Give everything from the first line of the listing down to the line containing "fill-blank [482,976,576,989]" as a Markdown table with the columns Row and Line. Number each line in Row and leave out any blank lines.

** Box coordinate listing **
Begin

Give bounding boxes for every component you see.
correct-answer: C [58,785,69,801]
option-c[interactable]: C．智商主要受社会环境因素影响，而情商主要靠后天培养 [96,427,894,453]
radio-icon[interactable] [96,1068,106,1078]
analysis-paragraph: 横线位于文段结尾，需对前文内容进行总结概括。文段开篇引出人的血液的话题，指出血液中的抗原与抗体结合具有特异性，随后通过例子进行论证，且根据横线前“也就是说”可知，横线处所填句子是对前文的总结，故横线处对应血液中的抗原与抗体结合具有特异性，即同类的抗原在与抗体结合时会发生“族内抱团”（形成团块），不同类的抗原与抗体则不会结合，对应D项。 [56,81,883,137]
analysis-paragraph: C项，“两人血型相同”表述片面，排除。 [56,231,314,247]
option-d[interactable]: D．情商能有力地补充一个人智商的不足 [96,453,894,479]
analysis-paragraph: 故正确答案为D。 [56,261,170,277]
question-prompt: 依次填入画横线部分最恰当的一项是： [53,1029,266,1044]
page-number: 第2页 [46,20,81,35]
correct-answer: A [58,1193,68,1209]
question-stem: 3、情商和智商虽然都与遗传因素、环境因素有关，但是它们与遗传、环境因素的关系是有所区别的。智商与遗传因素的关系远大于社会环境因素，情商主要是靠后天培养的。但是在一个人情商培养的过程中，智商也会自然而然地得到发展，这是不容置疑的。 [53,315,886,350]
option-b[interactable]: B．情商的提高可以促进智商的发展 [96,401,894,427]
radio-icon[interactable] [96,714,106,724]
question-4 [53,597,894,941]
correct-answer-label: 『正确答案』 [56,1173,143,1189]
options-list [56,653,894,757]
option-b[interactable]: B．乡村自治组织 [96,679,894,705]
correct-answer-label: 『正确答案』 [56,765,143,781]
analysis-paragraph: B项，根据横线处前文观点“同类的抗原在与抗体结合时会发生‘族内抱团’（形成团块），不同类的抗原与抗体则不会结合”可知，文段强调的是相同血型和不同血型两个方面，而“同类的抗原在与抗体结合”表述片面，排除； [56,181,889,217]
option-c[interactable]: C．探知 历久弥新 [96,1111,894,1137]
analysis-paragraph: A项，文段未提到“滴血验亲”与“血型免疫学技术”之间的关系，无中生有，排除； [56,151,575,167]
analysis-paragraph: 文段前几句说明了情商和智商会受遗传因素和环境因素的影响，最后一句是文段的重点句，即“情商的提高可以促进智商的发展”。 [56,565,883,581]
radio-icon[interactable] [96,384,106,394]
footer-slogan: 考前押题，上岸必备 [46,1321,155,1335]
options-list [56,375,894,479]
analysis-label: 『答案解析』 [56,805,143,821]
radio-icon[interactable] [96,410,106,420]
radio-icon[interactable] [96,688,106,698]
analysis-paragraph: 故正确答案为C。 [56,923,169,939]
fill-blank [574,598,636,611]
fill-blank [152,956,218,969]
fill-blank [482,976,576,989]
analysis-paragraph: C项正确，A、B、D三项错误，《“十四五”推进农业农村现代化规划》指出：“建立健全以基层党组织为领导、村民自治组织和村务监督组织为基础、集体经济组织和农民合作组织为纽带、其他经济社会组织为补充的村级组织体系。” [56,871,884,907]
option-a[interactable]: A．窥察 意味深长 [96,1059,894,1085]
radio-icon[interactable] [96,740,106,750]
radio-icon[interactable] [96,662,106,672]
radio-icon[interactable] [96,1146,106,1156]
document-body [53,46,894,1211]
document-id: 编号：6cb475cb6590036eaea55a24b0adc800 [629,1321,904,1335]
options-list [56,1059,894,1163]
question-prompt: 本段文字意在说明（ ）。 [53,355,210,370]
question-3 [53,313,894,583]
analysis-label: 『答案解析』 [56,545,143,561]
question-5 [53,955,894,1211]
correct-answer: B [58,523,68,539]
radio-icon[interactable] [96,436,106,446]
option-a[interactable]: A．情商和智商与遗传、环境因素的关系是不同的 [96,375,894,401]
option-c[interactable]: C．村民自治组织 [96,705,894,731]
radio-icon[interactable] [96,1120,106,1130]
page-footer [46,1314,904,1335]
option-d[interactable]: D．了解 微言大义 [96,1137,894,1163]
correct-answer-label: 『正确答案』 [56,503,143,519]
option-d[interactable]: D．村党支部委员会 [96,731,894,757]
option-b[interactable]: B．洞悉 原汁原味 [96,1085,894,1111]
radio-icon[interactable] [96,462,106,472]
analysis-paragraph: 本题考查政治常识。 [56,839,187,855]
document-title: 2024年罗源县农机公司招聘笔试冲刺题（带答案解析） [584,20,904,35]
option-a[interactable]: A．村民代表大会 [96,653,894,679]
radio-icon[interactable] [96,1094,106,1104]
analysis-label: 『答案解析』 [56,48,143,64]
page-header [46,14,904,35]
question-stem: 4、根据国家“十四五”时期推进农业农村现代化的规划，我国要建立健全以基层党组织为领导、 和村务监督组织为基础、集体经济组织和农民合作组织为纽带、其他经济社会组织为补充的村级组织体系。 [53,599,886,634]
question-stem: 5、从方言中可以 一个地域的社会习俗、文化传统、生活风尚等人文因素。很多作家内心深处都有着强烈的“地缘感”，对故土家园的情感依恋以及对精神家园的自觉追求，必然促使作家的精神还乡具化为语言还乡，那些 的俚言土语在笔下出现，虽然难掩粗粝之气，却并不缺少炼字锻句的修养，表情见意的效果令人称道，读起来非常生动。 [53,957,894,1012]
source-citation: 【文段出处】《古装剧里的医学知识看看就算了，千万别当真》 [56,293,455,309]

End

** Worked answer **
| Row | Line |
|---|---|
| 1 | Give bounding boxes for every component you see. |
| 2 | correct-answer: C [58,785,69,801] |
| 3 | option-c[interactable]: C．智商主要受社会环境因素影响，而情商主要靠后天培养 [96,427,894,453] |
| 4 | radio-icon[interactable] [96,1068,106,1078] |
| 5 | analysis-paragraph: 横线位于文段结尾，需对前文内容进行总结概括。文段开篇引出人的血液的话题，指出血液中的抗原与抗体结合具有特异性，随后通过例子进行论证，且根据横线前“也就是说”可知，横线处所填句子是对前文的总结，故横线处对应血液中的抗原与抗体结合具有特异性，即同类的抗原在与抗体结合时会发生“族内抱团”（形成团块），不同类的抗原与抗体则不会结合，对应D项。 [56,81,883,137] |
| 6 | analysis-paragraph: C项，“两人血型相同”表述片面，排除。 [56,231,314,247] |
| 7 | option-d[interactable]: D．情商能有力地补充一个人智商的不足 [96,453,894,479] |
| 8 | analysis-paragraph: 故正确答案为D。 [56,261,170,277] |
| 9 | question-prompt: 依次填入画横线部分最恰当的一项是： [53,1029,266,1044] |
| 10 | page-number: 第2页 [46,20,81,35] |
| 11 | correct-answer: A [58,1193,68,1209] |
| 12 | question-stem: 3、情商和智商虽然都与遗传因素、环境因素有关，但是它们与遗传、环境因素的关系是有所区别的。智商与遗传因素的关系远大于社会环境因素，情商主要是靠后天培养的。但是在一个人情商培养的过程中，智商也会自然而然地得到发展，这是不容置疑的。 [53,315,886,350] |
| 13 | option-b[interactable]: B．情商的提高可以促进智商的发展 [96,401,894,427] |
| 14 | radio-icon[interactable] [96,714,106,724] |
| 15 | question-4 [53,597,894,941] |
| 16 | correct-answer-label: 『正确答案』 [56,1173,143,1189] |
| 17 | options-list [56,653,894,757] |
| 18 | option-b[interactable]: B．乡村自治组织 [96,679,894,705] |
| 19 | correct-answer-label: 『正确答案』 [56,765,143,781] |
| 20 | analysis-paragraph: B项，根据横线处前文观点“同类的抗原在与抗体结合时会发生‘族内抱团’（形成团块），不同类的抗原与抗体则不会结合”可知，文段强调的是相同血型和不同血型两个方面，而“同类的抗原在与抗体结合”表述片面，排除； [56,181,889,217] |
| 21 | option-c[interactable]: C．探知 历久弥新 [96,1111,894,1137] |
| 22 | analysis-paragraph: A项，文段未提到“滴血验亲”与“血型免疫学技术”之间的关系，无中生有，排除； [56,151,575,167] |
| 23 | analysis-paragraph: 文段前几句说明了情商和智商会受遗传因素和环境因素的影响，最后一句是文段的重点句，即“情商的提高可以促进智商的发展”。 [56,565,883,581] |
| 24 | radio-icon[interactable] [96,384,106,394] |
| 25 | footer-slogan: 考前押题，上岸必备 [46,1321,155,1335] |
| 26 | options-list [56,375,894,479] |
| 27 | analysis-label: 『答案解析』 [56,805,143,821] |
| 28 | radio-icon[interactable] [96,410,106,420] |
| 29 | radio-icon[interactable] [96,688,106,698] |
| 30 | analysis-paragraph: 故正确答案为C。 [56,923,169,939] |
| 31 | fill-blank [574,598,636,611] |
| 32 | fill-blank [152,956,218,969] |
| 33 | fill-blank [482,976,576,989] |